Transcribe the whole listing below without changing a word, but leave out every image.

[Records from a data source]
________________________

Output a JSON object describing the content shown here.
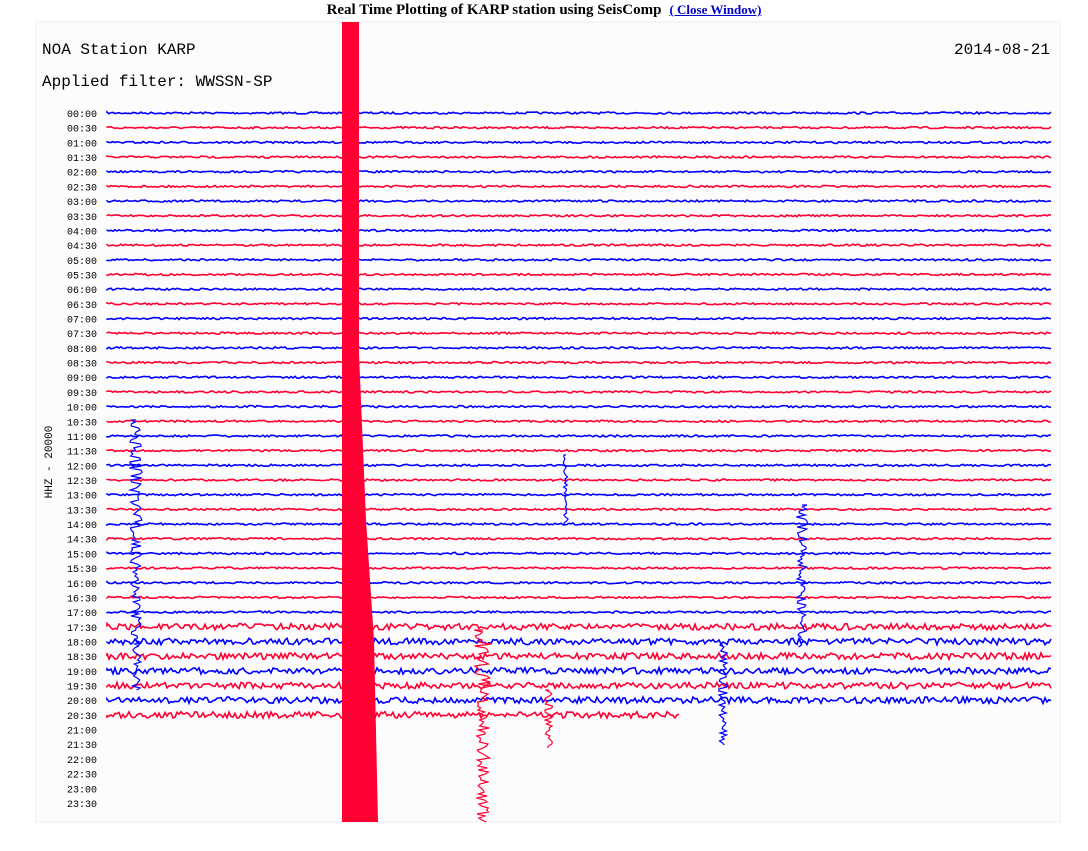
{
  "header": {
    "title": "Real Time Plotting of KARP station using SeisComp",
    "link": "( Close Window)"
  },
  "plot": {
    "station": "NOA Station KARP",
    "filter": "Applied filter: WWSSN-SP",
    "date": "2014-08-21",
    "channel": "HHZ - 20000",
    "times": [
      "00:00",
      "00:30",
      "01:00",
      "01:30",
      "02:00",
      "02:30",
      "03:00",
      "03:30",
      "04:00",
      "04:30",
      "05:00",
      "05:30",
      "06:00",
      "06:30",
      "07:00",
      "07:30",
      "08:00",
      "08:30",
      "09:00",
      "09:30",
      "10:00",
      "10:30",
      "11:00",
      "11:30",
      "12:00",
      "12:30",
      "13:00",
      "13:30",
      "14:00",
      "14:30",
      "15:00",
      "15:30",
      "16:00",
      "16:30",
      "17:00",
      "17:30",
      "18:00",
      "18:30",
      "19:00",
      "19:30",
      "20:00",
      "20:30",
      "21:00",
      "21:30",
      "22:00",
      "22:30",
      "23:00",
      "23:30"
    ]
  }
}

________________________

Response:
Output a JSON object describing the content shown here.
{
  "header": {
    "title": "Real Time Plotting of KARP station using SeisComp",
    "link": "( Close Window)"
  },
  "plot": {
    "station": "NOA Station KARP",
    "filter": "Applied filter: WWSSN-SP",
    "date": "2014-08-21",
    "channel": "HHZ - 20000",
    "times": [
      "00:00",
      "00:30",
      "01:00",
      "01:30",
      "02:00",
      "02:30",
      "03:00",
      "03:30",
      "04:00",
      "04:30",
      "05:00",
      "05:30",
      "06:00",
      "06:30",
      "07:00",
      "07:30",
      "08:00",
      "08:30",
      "09:00",
      "09:30",
      "10:00",
      "10:30",
      "11:00",
      "11:30",
      "12:00",
      "12:30",
      "13:00",
      "13:30",
      "14:00",
      "14:30",
      "15:00",
      "15:30",
      "16:00",
      "16:30",
      "17:00",
      "17:30",
      "18:00",
      "18:30",
      "19:00",
      "19:30",
      "20:00",
      "20:30",
      "21:00",
      "21:30",
      "22:00",
      "22:30",
      "23:00",
      "23:30"
    ]
  }
}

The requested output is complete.